Exercise => Print the complete set of entries exactly.

Data excerpts =>
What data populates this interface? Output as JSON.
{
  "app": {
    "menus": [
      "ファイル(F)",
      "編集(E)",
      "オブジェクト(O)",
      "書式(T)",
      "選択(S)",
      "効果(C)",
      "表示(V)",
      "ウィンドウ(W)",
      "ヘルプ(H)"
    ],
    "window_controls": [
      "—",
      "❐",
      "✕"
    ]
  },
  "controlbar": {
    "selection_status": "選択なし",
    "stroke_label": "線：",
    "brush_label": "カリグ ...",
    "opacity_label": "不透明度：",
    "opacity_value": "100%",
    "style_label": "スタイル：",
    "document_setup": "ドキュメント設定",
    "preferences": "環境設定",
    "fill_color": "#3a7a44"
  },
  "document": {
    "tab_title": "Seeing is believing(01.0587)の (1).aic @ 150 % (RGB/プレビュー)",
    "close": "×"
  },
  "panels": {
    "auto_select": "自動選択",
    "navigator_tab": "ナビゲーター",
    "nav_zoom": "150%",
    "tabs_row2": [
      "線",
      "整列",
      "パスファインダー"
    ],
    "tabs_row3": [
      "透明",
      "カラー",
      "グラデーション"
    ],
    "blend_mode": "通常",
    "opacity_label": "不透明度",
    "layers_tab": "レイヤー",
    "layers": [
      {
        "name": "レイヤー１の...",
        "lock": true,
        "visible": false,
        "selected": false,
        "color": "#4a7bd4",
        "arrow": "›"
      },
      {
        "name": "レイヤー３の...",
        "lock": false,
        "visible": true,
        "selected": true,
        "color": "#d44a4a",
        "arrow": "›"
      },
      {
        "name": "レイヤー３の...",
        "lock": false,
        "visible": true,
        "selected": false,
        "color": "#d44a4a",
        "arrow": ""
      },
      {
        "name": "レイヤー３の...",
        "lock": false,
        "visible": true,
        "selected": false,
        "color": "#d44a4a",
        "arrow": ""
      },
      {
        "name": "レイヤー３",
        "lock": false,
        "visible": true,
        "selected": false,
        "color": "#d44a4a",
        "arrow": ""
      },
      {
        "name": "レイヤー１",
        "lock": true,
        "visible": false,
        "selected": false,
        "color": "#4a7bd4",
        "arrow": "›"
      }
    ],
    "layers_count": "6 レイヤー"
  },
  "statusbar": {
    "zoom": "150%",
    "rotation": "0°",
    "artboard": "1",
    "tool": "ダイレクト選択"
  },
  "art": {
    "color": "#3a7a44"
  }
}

Response below =>
What data populates this interface? Output as JSON.
{
  "app": {
    "menus": [
      "ファイル(F)",
      "編集(E)",
      "オブジェクト(O)",
      "書式(T)",
      "選択(S)",
      "効果(C)",
      "表示(V)",
      "ウィンドウ(W)",
      "ヘルプ(H)"
    ],
    "window_controls": [
      "—",
      "❐",
      "✕"
    ]
  },
  "controlbar": {
    "selection_status": "選択なし",
    "stroke_label": "線：",
    "brush_label": "カリグ ...",
    "opacity_label": "不透明度：",
    "opacity_value": "100%",
    "style_label": "スタイル：",
    "document_setup": "ドキュメント設定",
    "preferences": "環境設定",
    "fill_color": "#3a7a44"
  },
  "document": {
    "tab_title": "Seeing is believing(01.0587)の (1).aic @ 150 % (RGB/プレビュー)",
    "close": "×"
  },
  "panels": {
    "auto_select": "自動選択",
    "navigator_tab": "ナビゲーター",
    "nav_zoom": "150%",
    "tabs_row2": [
      "線",
      "整列",
      "パスファインダー"
    ],
    "tabs_row3": [
      "透明",
      "カラー",
      "グラデーション"
    ],
    "blend_mode": "通常",
    "opacity_label": "不透明度",
    "layers_tab": "レイヤー",
    "layers": [
      {
        "name": "レイヤー１の...",
        "lock": true,
        "visible": false,
        "selected": false,
        "color": "#4a7bd4",
        "arrow": "›"
      },
      {
        "name": "レイヤー３の...",
        "lock": false,
        "visible": true,
        "selected": true,
        "color": "#d44a4a",
        "arrow": "›"
      },
      {
        "name": "レイヤー３の...",
        "lock": false,
        "visible": true,
        "selected": false,
        "color": "#d44a4a",
        "arrow": ""
      },
      {
        "name": "レイヤー３の...",
        "lock": false,
        "visible": true,
        "selected": false,
        "color": "#d44a4a",
        "arrow": ""
      },
      {
        "name": "レイヤー３",
        "lock": false,
        "visible": true,
        "selected": false,
        "color": "#d44a4a",
        "arrow": ""
      },
      {
        "name": "レイヤー１",
        "lock": true,
        "visible": false,
        "selected": false,
        "color": "#4a7bd4",
        "arrow": "›"
      }
    ],
    "layers_count": "6 レイヤー"
  },
  "statusbar": {
    "zoom": "150%",
    "rotation": "0°",
    "artboard": "1",
    "tool": "ダイレクト選択"
  },
  "art": {
    "color": "#3a7a44"
  }
}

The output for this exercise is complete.